▶ Prompt
Extract each line of the data below exactly as written.

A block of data
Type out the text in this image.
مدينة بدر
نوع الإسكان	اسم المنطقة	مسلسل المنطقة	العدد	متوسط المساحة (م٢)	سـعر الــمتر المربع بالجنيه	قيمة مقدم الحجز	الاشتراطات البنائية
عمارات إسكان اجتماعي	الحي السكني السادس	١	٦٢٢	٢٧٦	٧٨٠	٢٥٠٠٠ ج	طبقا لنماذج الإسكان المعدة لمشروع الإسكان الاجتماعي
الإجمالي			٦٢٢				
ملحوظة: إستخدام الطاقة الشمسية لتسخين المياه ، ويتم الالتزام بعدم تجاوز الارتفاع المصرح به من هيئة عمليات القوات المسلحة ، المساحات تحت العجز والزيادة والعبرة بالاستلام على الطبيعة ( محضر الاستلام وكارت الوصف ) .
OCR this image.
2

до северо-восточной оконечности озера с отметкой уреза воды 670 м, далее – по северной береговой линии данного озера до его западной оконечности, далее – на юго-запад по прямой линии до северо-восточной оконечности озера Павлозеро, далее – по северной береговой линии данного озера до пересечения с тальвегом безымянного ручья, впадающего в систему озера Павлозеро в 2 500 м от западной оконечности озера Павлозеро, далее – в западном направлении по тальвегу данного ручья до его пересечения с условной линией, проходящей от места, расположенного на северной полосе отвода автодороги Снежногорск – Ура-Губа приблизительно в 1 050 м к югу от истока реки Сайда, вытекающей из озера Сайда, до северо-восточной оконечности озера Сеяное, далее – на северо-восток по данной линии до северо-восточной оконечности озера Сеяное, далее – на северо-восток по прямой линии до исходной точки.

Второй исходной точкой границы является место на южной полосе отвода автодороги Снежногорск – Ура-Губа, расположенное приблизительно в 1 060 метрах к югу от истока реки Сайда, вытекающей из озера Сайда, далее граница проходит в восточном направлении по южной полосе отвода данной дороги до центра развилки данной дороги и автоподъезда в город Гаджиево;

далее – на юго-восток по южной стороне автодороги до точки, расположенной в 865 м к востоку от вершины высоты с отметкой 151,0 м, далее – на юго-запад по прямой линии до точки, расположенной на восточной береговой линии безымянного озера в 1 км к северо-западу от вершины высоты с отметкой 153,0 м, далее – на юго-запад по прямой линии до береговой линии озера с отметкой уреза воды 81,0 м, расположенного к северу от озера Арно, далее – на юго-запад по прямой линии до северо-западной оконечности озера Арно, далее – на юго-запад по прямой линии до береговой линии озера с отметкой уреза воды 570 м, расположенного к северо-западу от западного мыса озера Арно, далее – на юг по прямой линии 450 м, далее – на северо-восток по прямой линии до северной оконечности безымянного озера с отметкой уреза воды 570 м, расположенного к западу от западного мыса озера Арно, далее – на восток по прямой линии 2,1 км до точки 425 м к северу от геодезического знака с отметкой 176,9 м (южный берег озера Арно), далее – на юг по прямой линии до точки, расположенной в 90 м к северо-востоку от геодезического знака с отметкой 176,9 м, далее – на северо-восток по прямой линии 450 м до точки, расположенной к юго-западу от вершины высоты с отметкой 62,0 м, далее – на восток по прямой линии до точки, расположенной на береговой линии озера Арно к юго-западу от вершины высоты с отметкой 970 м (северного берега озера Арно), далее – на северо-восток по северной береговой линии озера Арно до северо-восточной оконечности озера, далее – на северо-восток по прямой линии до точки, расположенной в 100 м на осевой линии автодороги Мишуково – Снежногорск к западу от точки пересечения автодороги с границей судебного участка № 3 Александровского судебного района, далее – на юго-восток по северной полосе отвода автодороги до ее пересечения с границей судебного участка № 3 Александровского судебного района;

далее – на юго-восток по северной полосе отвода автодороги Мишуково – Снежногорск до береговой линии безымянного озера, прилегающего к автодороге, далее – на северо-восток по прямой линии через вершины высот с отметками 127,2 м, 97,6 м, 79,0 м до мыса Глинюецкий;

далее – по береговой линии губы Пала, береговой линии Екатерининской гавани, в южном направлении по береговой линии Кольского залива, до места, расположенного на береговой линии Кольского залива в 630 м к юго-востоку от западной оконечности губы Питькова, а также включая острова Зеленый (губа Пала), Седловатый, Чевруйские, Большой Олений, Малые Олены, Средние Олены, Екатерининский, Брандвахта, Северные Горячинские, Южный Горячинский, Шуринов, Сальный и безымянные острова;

▶ Complete output
Type out the text in this image.
مدينة بدر
نوع الإسكان	اسم المنطقة	مسلسل المنطقة	العدد	متوسط المساحة (م٢)	سـعر الــمتر المربع بالجنيه	قيمة مقدم الحجز	الاشتراطات البنائية
عمارات إسكان اجتماعي	الحي السكني السادس	١	٦٢٢	٢٧٦	٧٨٠	٢٥٠٠٠ ج	طبقا لنماذج الإسكان المعدة لمشروع الإسكان الاجتماعي
الإجمالي			٦٢٢				
ملحوظة: إستخدام الطاقة الشمسية لتسخين المياه ، ويتم الالتزام بعدم تجاوز الارتفاع المصرح به من هيئة عمليات القوات المسلحة ، المساحات تحت العجز والزيادة والعبرة بالاستلام على الطبيعة ( محضر الاستلام وكارت الوصف ) .
OCR this image.
2

до северо-восточной оконечности озера с отметкой уреза воды 670 м, далее – по северной береговой линии данного озера до его западной оконечности, далее – на юго-запад по прямой линии до северо-восточной оконечности озера Павлозеро, далее – по северной береговой линии данного озера до пересечения с тальвегом безымянного ручья, впадающего в систему озера Павлозеро в 2 500 м от западной оконечности озера Павлозеро, далее – в западном направлении по тальвегу данного ручья до его пересечения с условной линией, проходящей от места, расположенного на северной полосе отвода автодороги Снежногорск – Ура-Губа приблизительно в 1 050 м к югу от истока реки Сайда, вытекающей из озера Сайда, до северо-восточной оконечности озера Сеяное, далее – на северо-восток по данной линии до северо-восточной оконечности озера Сеяное, далее – на северо-восток по прямой линии до исходной точки.

Второй исходной точкой границы является место на южной полосе отвода автодороги Снежногорск – Ура-Губа, расположенное приблизительно в 1 060 метрах к югу от истока реки Сайда, вытекающей из озера Сайда, далее граница проходит в восточном направлении по южной полосе отвода данной дороги до центра развилки данной дороги и автоподъезда в город Гаджиево;

далее – на юго-восток по южной стороне автодороги до точки, расположенной в 865 м к востоку от вершины высоты с отметкой 151,0 м, далее – на юго-запад по прямой линии до точки, расположенной на восточной береговой линии безымянного озера в 1 км к северо-западу от вершины высоты с отметкой 153,0 м, далее – на юго-запад по прямой линии до береговой линии озера с отметкой уреза воды 81,0 м, расположенного к северу от озера Арно, далее – на юго-запад по прямой линии до северо-западной оконечности озера Арно, далее – на юго-запад по прямой линии до береговой линии озера с отметкой уреза воды 570 м, расположенного к северо-западу от западного мыса озера Арно, далее – на юг по прямой линии 450 м, далее – на северо-восток по прямой линии до северной оконечности безымянного озера с отметкой уреза воды 570 м, расположенного к западу от западного мыса озера Арно, далее – на восток по прямой линии 2,1 км до точки 425 м к северу от геодезического знака с отметкой 176,9 м (южный берег озера Арно), далее – на юг по прямой линии до точки, расположенной в 90 м к северо-востоку от геодезического знака с отметкой 176,9 м, далее – на северо-восток по прямой линии 450 м до точки, расположенной к юго-западу от вершины высоты с отметкой 62,0 м, далее – на восток по прямой линии до точки, расположенной на береговой линии озера Арно к юго-западу от вершины высоты с отметкой 970 м (северного берега озера Арно), далее – на северо-восток по северной береговой линии озера Арно до северо-восточной оконечности озера, далее – на северо-восток по прямой линии до точки, расположенной в 100 м на осевой линии автодороги Мишуково – Снежногорск к западу от точки пересечения автодороги с границей судебного участка № 3 Александровского судебного района, далее – на юго-восток по северной полосе отвода автодороги до ее пересечения с границей судебного участка № 3 Александровского судебного района;

далее – на юго-восток по северной полосе отвода автодороги Мишуково – Снежногорск до береговой линии безымянного озера, прилегающего к автодороге, далее – на северо-восток по прямой линии через вершины высот с отметками 127,2 м, 97,6 м, 79,0 м до мыса Глинюецкий;

далее – по береговой линии губы Пала, береговой линии Екатерининской гавани, в южном направлении по береговой линии Кольского залива, до места, расположенного на береговой линии Кольского залива в 630 м к юго-востоку от западной оконечности губы Питькова, а также включая острова Зеленый (губа Пала), Седловатый, Чевруйские, Большой Олений, Малые Олены, Средние Олены, Екатерининский, Брандвахта, Северные Горячинские, Южный Горячинский, Шуринов, Сальный и безымянные острова;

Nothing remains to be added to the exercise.